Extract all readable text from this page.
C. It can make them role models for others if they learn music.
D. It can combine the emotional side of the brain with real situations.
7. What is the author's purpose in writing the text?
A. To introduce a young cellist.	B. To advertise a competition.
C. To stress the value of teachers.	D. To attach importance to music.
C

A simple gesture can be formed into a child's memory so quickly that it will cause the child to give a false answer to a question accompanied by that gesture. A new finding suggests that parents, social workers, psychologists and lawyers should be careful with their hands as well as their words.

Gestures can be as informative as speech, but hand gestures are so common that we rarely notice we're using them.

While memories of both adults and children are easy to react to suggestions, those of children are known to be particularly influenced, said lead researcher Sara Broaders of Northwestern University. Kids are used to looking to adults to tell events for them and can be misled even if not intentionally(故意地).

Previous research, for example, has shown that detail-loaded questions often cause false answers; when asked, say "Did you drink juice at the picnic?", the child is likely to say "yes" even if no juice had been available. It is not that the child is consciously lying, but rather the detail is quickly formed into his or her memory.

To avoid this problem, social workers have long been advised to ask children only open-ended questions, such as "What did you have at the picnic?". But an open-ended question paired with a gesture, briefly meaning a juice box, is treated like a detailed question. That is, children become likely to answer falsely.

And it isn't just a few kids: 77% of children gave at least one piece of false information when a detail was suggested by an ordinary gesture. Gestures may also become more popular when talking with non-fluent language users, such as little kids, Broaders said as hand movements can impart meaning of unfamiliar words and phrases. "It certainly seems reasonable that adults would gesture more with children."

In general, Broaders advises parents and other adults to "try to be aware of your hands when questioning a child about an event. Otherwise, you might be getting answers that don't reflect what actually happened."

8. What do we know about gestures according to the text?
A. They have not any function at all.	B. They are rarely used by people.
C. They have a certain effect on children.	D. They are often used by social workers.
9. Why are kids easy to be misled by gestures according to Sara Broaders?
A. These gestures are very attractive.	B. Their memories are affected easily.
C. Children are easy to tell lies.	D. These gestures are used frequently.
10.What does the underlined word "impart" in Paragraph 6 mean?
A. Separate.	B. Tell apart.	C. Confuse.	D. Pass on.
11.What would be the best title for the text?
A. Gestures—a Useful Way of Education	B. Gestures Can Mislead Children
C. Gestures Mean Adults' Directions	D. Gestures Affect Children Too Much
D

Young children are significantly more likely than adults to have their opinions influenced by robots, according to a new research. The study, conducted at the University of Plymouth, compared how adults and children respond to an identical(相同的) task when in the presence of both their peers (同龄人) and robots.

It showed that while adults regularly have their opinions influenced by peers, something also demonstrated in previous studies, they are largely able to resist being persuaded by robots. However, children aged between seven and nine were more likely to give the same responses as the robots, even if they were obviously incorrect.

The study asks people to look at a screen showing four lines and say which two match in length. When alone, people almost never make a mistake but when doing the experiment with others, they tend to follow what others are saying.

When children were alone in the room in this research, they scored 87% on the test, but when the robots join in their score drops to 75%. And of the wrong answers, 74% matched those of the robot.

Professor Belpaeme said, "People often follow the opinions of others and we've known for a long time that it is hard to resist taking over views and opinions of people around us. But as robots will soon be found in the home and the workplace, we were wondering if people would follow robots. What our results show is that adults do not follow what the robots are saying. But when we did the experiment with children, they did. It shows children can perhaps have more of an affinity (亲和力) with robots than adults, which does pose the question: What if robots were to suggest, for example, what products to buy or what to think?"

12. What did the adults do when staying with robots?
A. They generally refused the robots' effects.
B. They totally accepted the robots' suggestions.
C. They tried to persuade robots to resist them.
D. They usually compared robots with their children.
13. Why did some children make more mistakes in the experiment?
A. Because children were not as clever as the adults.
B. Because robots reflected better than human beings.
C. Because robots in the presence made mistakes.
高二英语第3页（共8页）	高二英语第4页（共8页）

------

- _Exercise details_
Write out the whole listing again. Match it word for word.

- _Task response_
Extract all readable text from this page.
C. It can make them role models for others if they learn music.
D. It can combine the emotional side of the brain with real situations.
7. What is the author's purpose in writing the text?
A. To introduce a young cellist.	B. To advertise a competition.
C. To stress the value of teachers.	D. To attach importance to music.
C

A simple gesture can be formed into a child's memory so quickly that it will cause the child to give a false answer to a question accompanied by that gesture. A new finding suggests that parents, social workers, psychologists and lawyers should be careful with their hands as well as their words.

Gestures can be as informative as speech, but hand gestures are so common that we rarely notice we're using them.

While memories of both adults and children are easy to react to suggestions, those of children are known to be particularly influenced, said lead researcher Sara Broaders of Northwestern University. Kids are used to looking to adults to tell events for them and can be misled even if not intentionally(故意地).

Previous research, for example, has shown that detail-loaded questions often cause false answers; when asked, say "Did you drink juice at the picnic?", the child is likely to say "yes" even if no juice had been available. It is not that the child is consciously lying, but rather the detail is quickly formed into his or her memory.

To avoid this problem, social workers have long been advised to ask children only open-ended questions, such as "What did you have at the picnic?". But an open-ended question paired with a gesture, briefly meaning a juice box, is treated like a detailed question. That is, children become likely to answer falsely.

And it isn't just a few kids: 77% of children gave at least one piece of false information when a detail was suggested by an ordinary gesture. Gestures may also become more popular when talking with non-fluent language users, such as little kids, Broaders said as hand movements can impart meaning of unfamiliar words and phrases. "It certainly seems reasonable that adults would gesture more with children."

In general, Broaders advises parents and other adults to "try to be aware of your hands when questioning a child about an event. Otherwise, you might be getting answers that don't reflect what actually happened."

8. What do we know about gestures according to the text?
A. They have not any function at all.	B. They are rarely used by people.
C. They have a certain effect on children.	D. They are often used by social workers.
9. Why are kids easy to be misled by gestures according to Sara Broaders?
A. These gestures are very attractive.	B. Their memories are affected easily.
C. Children are easy to tell lies.	D. These gestures are used frequently.
10.What does the underlined word "impart" in Paragraph 6 mean?
A. Separate.	B. Tell apart.	C. Confuse.	D. Pass on.
11.What would be the best title for the text?
A. Gestures—a Useful Way of Education	B. Gestures Can Mislead Children
C. Gestures Mean Adults' Directions	D. Gestures Affect Children Too Much
D

Young children are significantly more likely than adults to have their opinions influenced by robots, according to a new research. The study, conducted at the University of Plymouth, compared how adults and children respond to an identical(相同的) task when in the presence of both their peers (同龄人) and robots.

It showed that while adults regularly have their opinions influenced by peers, something also demonstrated in previous studies, they are largely able to resist being persuaded by robots. However, children aged between seven and nine were more likely to give the same responses as the robots, even if they were obviously incorrect.

The study asks people to look at a screen showing four lines and say which two match in length. When alone, people almost never make a mistake but when doing the experiment with others, they tend to follow what others are saying.

When children were alone in the room in this research, they scored 87% on the test, but when the robots join in their score drops to 75%. And of the wrong answers, 74% matched those of the robot.

Professor Belpaeme said, "People often follow the opinions of others and we've known for a long time that it is hard to resist taking over views and opinions of people around us. But as robots will soon be found in the home and the workplace, we were wondering if people would follow robots. What our results show is that adults do not follow what the robots are saying. But when we did the experiment with children, they did. It shows children can perhaps have more of an affinity (亲和力) with robots than adults, which does pose the question: What if robots were to suggest, for example, what products to buy or what to think?"

12. What did the adults do when staying with robots?
A. They generally refused the robots' effects.
B. They totally accepted the robots' suggestions.
C. They tried to persuade robots to resist them.
D. They usually compared robots with their children.
13. Why did some children make more mistakes in the experiment?
A. Because children were not as clever as the adults.
B. Because robots reflected better than human beings.
C. Because robots in the presence made mistakes.
高二英语第3页（共8页）	高二英语第4页（共8页）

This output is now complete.